### [Sumber]
PDM Kota Cirebon - Persyarikatan Muhammadiyah

 PDM Kota Cirebon
.: Home > Artikel

Homepage

Utopia Negara Demokrasi Banci

.: Home > Artikel > PDM
17 Desember 2011 12:27 WIB
Dibaca: 2264
Penulis : Sukardi

 

Secara umum, demokrasi yang dikembangkan negara-negara di dunia ini terbagi atas tiga jenis, ujar Profesor Dogol ketika memulai kuliah perdananya di sebuah perguruan tinggi kota tumaritis. Yang pertama adalah negara benci demokrasi, kedua negara demokrasi sejati dan ketiga adalah negara demokrasi banci.

### [Daftar Tugas]
(A) Ubah paragraf dalam artikel yang diawali "Secara umum, demokrasi" menjadi daftar singkat yang tetap memuat fakta pokoknya.
(B) Pada tanggal dan pukul berapa artikel tersebut diterbitkan?
Catatan data berikut merupakan materi yang terpisah dari artikel di atas.

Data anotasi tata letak

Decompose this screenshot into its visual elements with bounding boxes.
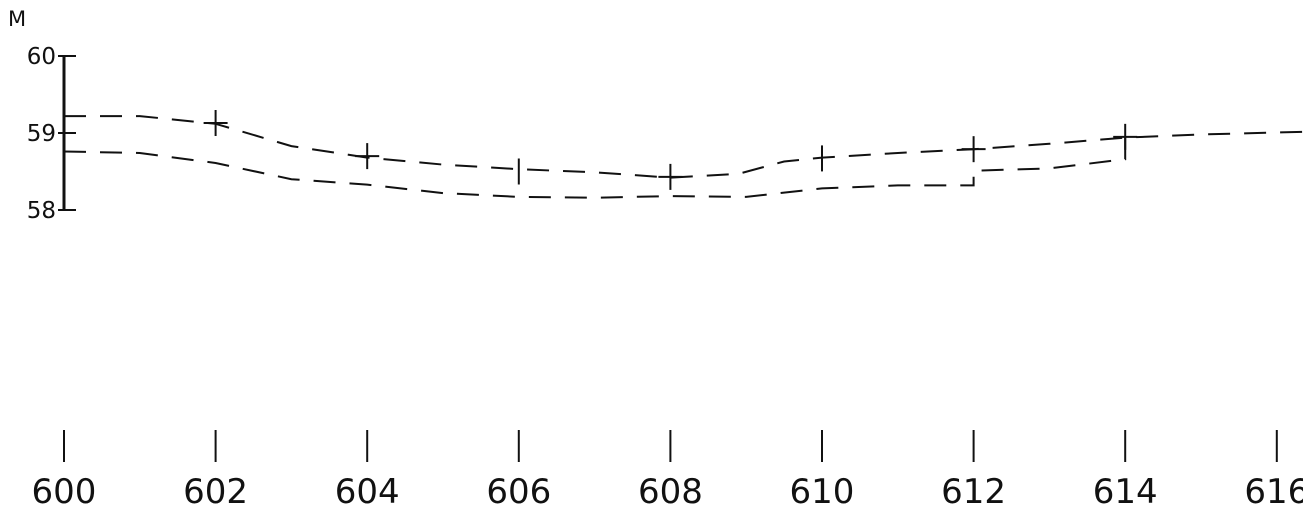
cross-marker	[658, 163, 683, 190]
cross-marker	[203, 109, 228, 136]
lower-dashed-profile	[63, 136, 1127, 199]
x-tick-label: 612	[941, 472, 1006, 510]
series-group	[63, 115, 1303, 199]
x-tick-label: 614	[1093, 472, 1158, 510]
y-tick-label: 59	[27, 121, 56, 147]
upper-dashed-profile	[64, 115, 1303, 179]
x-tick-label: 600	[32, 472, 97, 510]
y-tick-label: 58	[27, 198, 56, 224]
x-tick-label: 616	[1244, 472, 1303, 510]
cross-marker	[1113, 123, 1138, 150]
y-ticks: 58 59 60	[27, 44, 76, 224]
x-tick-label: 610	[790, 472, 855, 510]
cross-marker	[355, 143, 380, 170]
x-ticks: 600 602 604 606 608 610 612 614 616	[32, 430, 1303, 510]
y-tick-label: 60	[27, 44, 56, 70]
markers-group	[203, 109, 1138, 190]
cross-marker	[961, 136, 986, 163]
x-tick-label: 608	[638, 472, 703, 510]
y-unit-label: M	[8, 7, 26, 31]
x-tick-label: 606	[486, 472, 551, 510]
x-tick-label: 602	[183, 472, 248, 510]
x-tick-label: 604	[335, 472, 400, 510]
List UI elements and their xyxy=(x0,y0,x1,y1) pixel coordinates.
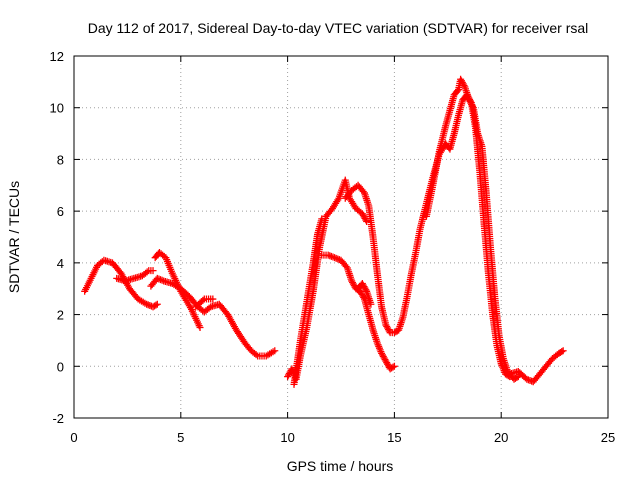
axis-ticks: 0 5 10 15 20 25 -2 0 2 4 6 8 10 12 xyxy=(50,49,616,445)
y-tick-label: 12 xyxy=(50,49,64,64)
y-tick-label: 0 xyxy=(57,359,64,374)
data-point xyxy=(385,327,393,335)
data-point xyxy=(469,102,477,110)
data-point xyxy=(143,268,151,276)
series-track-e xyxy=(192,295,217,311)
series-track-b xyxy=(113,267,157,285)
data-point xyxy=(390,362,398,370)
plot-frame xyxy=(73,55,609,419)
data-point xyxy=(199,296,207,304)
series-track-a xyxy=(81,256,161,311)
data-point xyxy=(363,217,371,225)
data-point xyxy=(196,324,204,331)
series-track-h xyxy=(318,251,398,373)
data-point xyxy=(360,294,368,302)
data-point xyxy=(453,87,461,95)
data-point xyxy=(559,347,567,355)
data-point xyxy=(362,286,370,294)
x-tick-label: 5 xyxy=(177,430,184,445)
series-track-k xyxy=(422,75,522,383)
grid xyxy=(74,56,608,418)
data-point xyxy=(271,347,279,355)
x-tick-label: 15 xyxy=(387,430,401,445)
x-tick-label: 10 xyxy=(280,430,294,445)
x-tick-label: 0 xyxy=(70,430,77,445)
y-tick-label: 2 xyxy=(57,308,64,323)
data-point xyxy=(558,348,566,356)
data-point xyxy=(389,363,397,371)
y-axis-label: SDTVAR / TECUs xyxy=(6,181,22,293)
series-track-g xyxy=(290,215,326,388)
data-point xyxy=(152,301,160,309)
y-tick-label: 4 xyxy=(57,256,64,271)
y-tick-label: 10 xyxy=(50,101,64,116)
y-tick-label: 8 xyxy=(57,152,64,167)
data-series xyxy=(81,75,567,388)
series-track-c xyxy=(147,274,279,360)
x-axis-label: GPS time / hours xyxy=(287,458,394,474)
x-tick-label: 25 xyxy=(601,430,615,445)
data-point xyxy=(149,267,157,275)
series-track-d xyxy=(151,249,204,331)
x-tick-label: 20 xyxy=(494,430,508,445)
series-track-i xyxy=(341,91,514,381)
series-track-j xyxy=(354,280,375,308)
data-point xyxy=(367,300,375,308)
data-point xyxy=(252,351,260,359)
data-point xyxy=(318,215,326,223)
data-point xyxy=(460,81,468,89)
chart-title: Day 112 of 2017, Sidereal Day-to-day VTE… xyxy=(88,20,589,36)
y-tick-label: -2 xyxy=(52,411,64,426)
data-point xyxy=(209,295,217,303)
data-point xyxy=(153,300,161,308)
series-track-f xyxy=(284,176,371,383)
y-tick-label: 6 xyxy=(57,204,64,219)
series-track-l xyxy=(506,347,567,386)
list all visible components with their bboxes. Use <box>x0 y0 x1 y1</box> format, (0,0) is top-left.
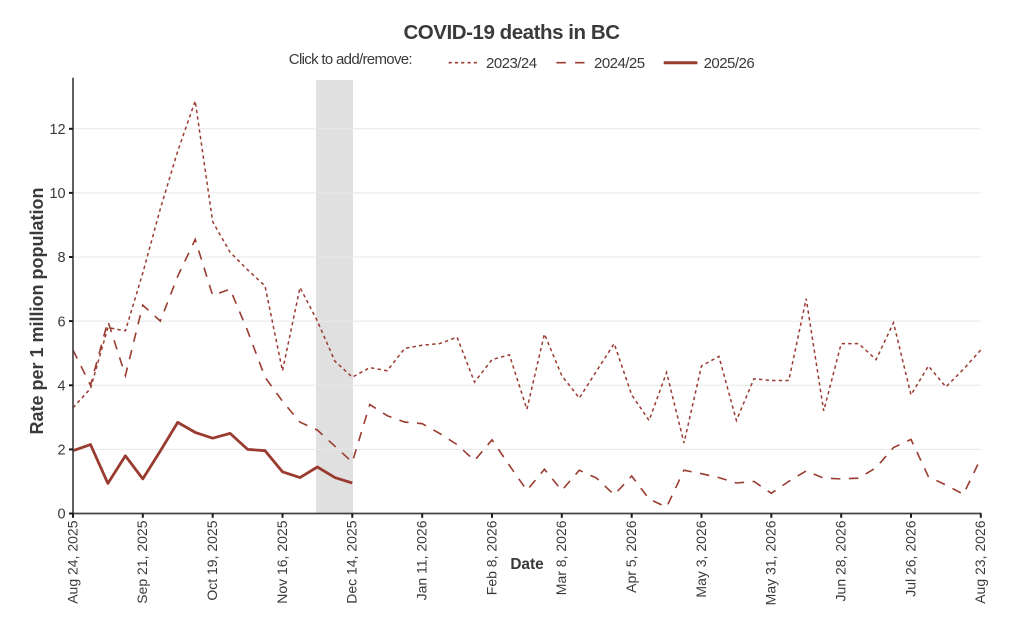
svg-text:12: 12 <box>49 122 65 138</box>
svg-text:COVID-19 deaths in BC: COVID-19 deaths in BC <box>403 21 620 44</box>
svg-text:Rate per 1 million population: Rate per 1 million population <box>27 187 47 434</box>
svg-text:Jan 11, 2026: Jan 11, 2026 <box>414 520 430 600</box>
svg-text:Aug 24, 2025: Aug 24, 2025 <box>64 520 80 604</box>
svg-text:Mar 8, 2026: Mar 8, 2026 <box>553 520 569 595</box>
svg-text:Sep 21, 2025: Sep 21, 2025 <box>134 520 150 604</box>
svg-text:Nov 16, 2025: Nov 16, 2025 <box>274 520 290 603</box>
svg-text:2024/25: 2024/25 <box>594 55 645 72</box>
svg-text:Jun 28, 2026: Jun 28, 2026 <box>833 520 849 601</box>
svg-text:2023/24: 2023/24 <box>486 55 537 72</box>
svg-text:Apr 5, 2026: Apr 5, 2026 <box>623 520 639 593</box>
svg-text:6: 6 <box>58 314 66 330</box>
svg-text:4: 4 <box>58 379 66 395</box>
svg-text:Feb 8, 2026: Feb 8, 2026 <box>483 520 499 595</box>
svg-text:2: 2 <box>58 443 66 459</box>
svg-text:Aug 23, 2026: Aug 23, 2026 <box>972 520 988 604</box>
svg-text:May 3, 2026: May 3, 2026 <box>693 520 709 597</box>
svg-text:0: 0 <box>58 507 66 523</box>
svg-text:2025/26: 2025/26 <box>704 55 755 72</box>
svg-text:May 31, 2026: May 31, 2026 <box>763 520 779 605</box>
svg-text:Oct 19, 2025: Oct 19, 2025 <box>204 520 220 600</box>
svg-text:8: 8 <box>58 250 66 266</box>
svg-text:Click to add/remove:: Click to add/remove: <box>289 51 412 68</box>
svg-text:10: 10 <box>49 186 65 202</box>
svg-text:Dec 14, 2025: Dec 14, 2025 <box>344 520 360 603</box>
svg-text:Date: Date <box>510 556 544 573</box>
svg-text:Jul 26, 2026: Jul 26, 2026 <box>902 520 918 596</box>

### [Jawaban]
(A)
- Pembicara: Profesor Dogol, saat membuka kuliah perdananya di sebuah perguruan tinggi kota tumaritis.
- Demokrasi yang dikembangkan negara-negara di dunia terbagi atas tiga jenis:
  1. negara benci demokrasi
  2. negara demokrasi sejati
  3. negara demokrasi banci

(B) 17 Desember 2011, pukul 12:27 WIB.